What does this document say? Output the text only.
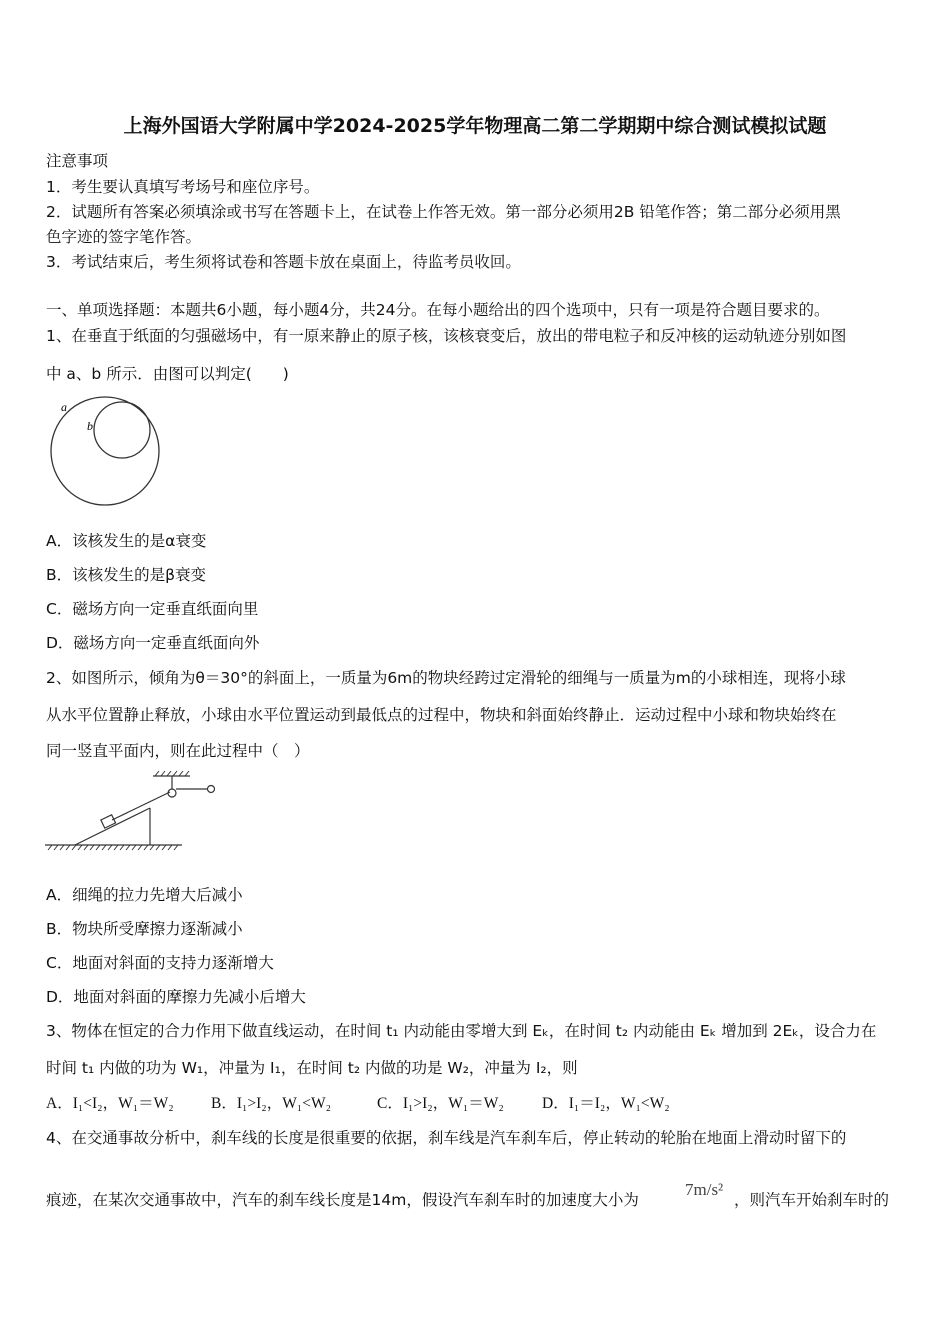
上海外国语大学附属中学2024-2025学年物理高二第二学期期中综合测试模拟试题
注意事项
1．考生要认真填写考场号和座位序号。
2．试题所有答案必须填涂或书写在答题卡上，在试卷上作答无效。第一部分必须用2B 铅笔作答；第二部分必须用黑
色字迹的签字笔作答。
3．考试结束后，考生须将试卷和答题卡放在桌面上，待监考员收回。
一、单项选择题：本题共6小题，每小题4分，共24分。在每小题给出的四个选项中，只有一项是符合题目要求的。
1、在垂直于纸面的匀强磁场中，有一原来静止的原子核，该核衰变后，放出的带电粒子和反冲核的运动轨迹分别如图
中 a、b 所示．由图可以判定(　　)
a
b
A．该核发生的是α衰变
B．该核发生的是β衰变
C．磁场方向一定垂直纸面向里
D．磁场方向一定垂直纸面向外
2、如图所示，倾角为θ＝30°的斜面上，一质量为6m的物块经跨过定滑轮的细绳与一质量为m的小球相连，现将小球
从水平位置静止释放，小球由水平位置运动到最低点的过程中，物块和斜面始终静止．运动过程中小球和物块始终在
同一竖直平面内，则在此过程中（　）
A．细绳的拉力先增大后减小
B．物块所受摩擦力逐渐减小
C．地面对斜面的支持力逐渐增大
D．地面对斜面的摩擦力先减小后增大
3、物体在恒定的合力作用下做直线运动，在时间 t₁ 内动能由零增大到 Eₖ，在时间 t₂ 内动能由 Eₖ 增加到 2Eₖ，设合力在
时间 t₁ 内做的功为 W₁，冲量为 I₁，在时间 t₂ 内做的功是 W₂，冲量为 I₂，则
A．I₁<I₂，W₁＝W₂ B．I₁>I₂，W₁<W₂	C．I₁>I₂，W₁＝W₂ D．I₁＝I₂，W₁<W₂
4、在交通事故分析中，刹车线的长度是很重要的依据，刹车线是汽车刹车后，停止转动的轮胎在地面上滑动时留下的
痕迹，在某次交通事故中，汽车的刹车线长度是14m，假设汽车刹车时的加速度大小为
7m/s²
，则汽车开始刹车时的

Work to complete: Omit the pictures. Output every record above word for word.

Task result:
What does this document say? Output the text only.
上海外国语大学附属中学2024-2025学年物理高二第二学期期中综合测试模拟试题
注意事项
1．考生要认真填写考场号和座位序号。
2．试题所有答案必须填涂或书写在答题卡上，在试卷上作答无效。第一部分必须用2B 铅笔作答；第二部分必须用黑
色字迹的签字笔作答。
3．考试结束后，考生须将试卷和答题卡放在桌面上，待监考员收回。
一、单项选择题：本题共6小题，每小题4分，共24分。在每小题给出的四个选项中，只有一项是符合题目要求的。
1、在垂直于纸面的匀强磁场中，有一原来静止的原子核，该核衰变后，放出的带电粒子和反冲核的运动轨迹分别如图
中 a、b 所示．由图可以判定(　　)
a
b
A．该核发生的是α衰变
B．该核发生的是β衰变
C．磁场方向一定垂直纸面向里
D．磁场方向一定垂直纸面向外
2、如图所示，倾角为θ＝30°的斜面上，一质量为6m的物块经跨过定滑轮的细绳与一质量为m的小球相连，现将小球
从水平位置静止释放，小球由水平位置运动到最低点的过程中，物块和斜面始终静止．运动过程中小球和物块始终在
同一竖直平面内，则在此过程中（　）
A．细绳的拉力先增大后减小
B．物块所受摩擦力逐渐减小
C．地面对斜面的支持力逐渐增大
D．地面对斜面的摩擦力先减小后增大
3、物体在恒定的合力作用下做直线运动，在时间 t₁ 内动能由零增大到 Eₖ，在时间 t₂ 内动能由 Eₖ 增加到 2Eₖ，设合力在
时间 t₁ 内做的功为 W₁，冲量为 I₁，在时间 t₂ 内做的功是 W₂，冲量为 I₂，则
A．I₁<I₂，W₁＝W₂ B．I₁>I₂，W₁<W₂	C．I₁>I₂，W₁＝W₂ D．I₁＝I₂，W₁<W₂
4、在交通事故分析中，刹车线的长度是很重要的依据，刹车线是汽车刹车后，停止转动的轮胎在地面上滑动时留下的
痕迹，在某次交通事故中，汽车的刹车线长度是14m，假设汽车刹车时的加速度大小为
7m/s²
，则汽车开始刹车时的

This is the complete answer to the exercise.